§ SHORT EXERCISE
Find the string "Nazarov" in the listing and report every line that has it.

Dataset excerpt
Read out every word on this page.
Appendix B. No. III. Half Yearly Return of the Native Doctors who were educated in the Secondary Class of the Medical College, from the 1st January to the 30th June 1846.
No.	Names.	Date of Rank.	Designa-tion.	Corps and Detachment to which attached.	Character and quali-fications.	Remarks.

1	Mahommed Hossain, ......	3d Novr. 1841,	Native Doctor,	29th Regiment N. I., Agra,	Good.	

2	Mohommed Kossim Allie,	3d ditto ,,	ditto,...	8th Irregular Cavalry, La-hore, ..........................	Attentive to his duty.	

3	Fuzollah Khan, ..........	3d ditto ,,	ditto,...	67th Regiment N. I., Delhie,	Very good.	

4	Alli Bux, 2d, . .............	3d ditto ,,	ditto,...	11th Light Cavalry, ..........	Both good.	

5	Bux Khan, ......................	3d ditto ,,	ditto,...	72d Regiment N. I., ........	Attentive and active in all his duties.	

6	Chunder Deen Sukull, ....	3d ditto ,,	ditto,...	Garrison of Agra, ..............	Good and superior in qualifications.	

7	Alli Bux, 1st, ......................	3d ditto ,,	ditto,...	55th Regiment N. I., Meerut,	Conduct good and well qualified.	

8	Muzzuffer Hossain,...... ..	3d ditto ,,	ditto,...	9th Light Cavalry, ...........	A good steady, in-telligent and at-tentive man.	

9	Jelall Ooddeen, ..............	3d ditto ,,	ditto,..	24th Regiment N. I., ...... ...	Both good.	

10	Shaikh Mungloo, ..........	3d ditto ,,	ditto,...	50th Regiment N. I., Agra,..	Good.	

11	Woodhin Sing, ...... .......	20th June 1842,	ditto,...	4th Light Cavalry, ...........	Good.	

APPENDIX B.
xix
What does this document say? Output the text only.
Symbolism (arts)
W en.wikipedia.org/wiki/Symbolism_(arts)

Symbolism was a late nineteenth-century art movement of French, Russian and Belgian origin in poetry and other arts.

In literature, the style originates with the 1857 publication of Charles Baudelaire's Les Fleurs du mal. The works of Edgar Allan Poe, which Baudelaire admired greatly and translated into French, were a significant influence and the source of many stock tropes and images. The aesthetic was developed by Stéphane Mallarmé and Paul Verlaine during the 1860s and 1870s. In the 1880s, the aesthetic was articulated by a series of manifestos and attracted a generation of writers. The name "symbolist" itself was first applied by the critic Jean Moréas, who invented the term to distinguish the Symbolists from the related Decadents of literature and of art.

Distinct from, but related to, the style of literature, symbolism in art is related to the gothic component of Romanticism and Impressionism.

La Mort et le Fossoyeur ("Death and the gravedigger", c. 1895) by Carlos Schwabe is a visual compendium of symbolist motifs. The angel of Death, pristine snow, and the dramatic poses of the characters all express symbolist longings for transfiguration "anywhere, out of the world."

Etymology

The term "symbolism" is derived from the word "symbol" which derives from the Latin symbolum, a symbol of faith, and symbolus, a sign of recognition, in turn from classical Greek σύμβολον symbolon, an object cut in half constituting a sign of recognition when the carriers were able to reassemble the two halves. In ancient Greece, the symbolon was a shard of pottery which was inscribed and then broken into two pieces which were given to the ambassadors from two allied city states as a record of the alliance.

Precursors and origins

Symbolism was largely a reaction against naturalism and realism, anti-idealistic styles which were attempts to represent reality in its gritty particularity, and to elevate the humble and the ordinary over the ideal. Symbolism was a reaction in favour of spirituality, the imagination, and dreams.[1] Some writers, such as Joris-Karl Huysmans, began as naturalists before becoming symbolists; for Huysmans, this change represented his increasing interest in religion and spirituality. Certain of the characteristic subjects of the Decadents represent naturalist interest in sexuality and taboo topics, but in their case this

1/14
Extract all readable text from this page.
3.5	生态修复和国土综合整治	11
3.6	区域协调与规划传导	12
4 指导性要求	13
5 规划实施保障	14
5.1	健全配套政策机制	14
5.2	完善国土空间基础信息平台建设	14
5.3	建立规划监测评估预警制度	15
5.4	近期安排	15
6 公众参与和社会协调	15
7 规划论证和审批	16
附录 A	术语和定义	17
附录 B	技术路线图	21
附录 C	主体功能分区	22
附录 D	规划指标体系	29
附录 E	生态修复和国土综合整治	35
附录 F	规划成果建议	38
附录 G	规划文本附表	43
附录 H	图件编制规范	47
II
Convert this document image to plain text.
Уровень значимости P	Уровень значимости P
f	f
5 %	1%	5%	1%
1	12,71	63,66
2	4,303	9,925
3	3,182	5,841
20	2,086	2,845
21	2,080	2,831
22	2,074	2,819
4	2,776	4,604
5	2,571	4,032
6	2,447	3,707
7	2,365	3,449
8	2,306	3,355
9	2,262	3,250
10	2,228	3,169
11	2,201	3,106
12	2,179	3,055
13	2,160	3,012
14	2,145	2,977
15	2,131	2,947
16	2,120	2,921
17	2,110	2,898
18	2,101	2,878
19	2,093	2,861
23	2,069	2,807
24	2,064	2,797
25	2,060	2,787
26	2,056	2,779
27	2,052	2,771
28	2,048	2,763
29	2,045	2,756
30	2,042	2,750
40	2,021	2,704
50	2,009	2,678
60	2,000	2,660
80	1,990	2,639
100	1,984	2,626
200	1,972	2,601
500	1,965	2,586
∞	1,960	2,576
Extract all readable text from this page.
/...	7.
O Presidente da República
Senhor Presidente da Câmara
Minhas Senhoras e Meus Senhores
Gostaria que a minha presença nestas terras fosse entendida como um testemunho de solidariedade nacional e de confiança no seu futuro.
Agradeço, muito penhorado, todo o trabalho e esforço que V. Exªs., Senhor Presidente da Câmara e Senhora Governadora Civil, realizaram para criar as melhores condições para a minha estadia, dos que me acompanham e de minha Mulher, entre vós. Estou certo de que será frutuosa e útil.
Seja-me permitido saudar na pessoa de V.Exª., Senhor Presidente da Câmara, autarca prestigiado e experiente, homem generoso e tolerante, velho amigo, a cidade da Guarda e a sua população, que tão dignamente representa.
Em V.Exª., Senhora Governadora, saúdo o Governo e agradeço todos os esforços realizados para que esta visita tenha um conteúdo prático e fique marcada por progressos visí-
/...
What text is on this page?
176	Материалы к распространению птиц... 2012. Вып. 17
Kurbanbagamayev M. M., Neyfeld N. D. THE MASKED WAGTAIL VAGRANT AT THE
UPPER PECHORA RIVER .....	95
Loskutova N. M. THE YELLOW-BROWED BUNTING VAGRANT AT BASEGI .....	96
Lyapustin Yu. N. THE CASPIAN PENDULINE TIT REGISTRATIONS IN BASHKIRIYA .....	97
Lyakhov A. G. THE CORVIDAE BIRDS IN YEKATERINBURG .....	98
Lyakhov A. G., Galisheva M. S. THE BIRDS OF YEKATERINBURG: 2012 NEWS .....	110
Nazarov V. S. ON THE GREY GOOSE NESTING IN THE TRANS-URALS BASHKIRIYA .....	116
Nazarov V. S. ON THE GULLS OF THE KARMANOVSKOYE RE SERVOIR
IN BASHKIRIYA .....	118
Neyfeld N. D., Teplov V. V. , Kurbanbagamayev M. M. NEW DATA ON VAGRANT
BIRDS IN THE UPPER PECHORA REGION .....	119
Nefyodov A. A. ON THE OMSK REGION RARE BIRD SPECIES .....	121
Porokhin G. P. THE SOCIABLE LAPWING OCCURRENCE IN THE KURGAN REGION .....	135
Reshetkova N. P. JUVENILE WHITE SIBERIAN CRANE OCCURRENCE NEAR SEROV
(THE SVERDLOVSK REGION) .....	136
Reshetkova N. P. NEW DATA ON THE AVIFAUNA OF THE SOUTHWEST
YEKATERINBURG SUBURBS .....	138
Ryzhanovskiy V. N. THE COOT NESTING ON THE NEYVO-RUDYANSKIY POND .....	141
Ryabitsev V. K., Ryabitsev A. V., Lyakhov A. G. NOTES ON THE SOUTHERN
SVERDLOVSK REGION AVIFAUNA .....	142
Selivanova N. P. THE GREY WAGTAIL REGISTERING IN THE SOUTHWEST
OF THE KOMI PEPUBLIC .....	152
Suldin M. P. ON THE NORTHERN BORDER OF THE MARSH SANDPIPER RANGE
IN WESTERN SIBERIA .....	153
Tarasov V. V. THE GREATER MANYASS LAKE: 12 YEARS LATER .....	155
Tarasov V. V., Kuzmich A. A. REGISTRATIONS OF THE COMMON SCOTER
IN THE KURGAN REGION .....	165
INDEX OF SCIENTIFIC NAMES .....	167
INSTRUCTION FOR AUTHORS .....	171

§ OUTPUT OF THE EXERCISE
Nazarov V. S. ON THE GREY GOOSE NESTING IN THE TRANS-URALS BASHKIRIYA .....	116
Nazarov V. S. ON THE GULLS OF THE KARMANOVSKOYE RE SERVOIR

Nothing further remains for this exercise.